▶ _What the exercise asks_
Every line that contains the word "电子稳定结构" should be copied out.

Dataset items

— begin —

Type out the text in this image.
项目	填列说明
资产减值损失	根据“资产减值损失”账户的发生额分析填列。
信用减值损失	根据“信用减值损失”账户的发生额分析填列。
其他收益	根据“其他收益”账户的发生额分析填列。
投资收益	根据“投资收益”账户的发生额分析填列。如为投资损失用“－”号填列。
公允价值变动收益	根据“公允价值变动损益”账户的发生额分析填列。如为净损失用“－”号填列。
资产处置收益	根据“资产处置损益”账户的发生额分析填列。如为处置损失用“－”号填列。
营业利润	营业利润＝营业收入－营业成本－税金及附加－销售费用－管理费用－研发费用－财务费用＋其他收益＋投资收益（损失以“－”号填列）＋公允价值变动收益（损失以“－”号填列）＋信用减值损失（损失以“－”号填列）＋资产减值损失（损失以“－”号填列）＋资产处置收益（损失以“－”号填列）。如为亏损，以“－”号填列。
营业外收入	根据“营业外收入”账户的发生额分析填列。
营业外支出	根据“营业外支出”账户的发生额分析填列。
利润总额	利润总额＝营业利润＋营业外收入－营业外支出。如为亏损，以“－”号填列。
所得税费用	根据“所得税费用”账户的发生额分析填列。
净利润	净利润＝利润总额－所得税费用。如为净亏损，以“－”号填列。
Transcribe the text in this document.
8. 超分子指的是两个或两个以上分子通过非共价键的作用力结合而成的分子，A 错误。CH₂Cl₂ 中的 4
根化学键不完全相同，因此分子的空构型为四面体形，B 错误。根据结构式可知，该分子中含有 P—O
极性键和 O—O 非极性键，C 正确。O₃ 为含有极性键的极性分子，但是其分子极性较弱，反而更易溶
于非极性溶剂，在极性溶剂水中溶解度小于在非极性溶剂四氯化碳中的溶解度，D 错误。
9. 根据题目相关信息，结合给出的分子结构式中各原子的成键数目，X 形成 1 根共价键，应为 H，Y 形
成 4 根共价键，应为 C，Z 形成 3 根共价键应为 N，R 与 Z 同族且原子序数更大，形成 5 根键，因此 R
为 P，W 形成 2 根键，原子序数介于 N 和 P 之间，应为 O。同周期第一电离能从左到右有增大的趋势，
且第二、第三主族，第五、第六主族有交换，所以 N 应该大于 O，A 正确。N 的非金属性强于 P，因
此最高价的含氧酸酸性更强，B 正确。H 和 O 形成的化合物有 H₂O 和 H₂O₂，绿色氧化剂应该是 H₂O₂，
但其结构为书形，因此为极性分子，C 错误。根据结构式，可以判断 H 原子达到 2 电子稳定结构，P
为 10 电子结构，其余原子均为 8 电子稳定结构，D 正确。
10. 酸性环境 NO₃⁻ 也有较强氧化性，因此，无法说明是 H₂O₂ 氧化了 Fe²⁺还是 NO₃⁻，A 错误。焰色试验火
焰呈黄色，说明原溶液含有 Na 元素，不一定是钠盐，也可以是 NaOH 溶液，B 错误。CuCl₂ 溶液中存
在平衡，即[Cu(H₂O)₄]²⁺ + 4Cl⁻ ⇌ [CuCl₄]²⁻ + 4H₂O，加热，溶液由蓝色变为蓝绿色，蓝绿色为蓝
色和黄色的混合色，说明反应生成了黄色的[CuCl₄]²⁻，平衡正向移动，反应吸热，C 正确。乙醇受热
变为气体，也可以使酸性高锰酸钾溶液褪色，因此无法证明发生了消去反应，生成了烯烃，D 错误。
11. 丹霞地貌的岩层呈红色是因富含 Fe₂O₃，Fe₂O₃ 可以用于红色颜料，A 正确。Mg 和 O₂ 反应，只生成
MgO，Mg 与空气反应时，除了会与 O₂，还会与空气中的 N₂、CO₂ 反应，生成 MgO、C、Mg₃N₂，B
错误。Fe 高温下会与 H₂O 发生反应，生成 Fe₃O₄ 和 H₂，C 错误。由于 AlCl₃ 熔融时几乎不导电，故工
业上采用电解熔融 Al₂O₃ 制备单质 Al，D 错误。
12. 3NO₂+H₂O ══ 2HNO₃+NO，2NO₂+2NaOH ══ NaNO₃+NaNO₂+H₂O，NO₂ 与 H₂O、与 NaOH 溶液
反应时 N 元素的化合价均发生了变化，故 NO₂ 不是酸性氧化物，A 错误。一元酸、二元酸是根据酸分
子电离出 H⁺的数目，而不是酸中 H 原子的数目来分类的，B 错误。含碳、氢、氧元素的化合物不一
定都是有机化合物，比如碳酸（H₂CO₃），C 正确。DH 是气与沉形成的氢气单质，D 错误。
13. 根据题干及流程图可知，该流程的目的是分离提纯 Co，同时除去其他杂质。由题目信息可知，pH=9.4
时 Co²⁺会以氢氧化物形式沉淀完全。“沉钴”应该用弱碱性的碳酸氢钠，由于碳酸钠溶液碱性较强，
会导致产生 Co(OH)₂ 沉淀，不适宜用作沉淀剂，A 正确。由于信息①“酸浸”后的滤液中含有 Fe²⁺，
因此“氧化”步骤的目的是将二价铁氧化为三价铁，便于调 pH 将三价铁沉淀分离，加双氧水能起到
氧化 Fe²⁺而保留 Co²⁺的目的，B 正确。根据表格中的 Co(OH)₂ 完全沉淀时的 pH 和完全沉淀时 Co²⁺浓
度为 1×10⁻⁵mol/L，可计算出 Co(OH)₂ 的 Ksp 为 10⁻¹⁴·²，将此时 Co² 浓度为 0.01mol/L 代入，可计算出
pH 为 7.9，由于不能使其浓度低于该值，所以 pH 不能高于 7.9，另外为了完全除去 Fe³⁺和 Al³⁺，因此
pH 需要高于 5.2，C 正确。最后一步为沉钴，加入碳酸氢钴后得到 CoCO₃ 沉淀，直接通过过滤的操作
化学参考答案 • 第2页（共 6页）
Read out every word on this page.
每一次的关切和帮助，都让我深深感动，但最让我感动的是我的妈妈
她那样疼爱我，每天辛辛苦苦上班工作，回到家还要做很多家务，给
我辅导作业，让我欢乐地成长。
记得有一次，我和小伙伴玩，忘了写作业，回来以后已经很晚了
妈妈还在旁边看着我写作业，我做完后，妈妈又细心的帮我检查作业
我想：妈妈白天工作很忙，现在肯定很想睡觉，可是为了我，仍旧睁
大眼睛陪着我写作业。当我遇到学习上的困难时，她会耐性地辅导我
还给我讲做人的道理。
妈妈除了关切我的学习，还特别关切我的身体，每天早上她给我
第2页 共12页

— end —

▶ _Written response_
但其结构为书形，因此为极性分子，C 错误。根据结构式，可以判断 H 原子达到 2 电子稳定结构，P
为 10 电子结构，其余原子均为 8 电子稳定结构，D 正确。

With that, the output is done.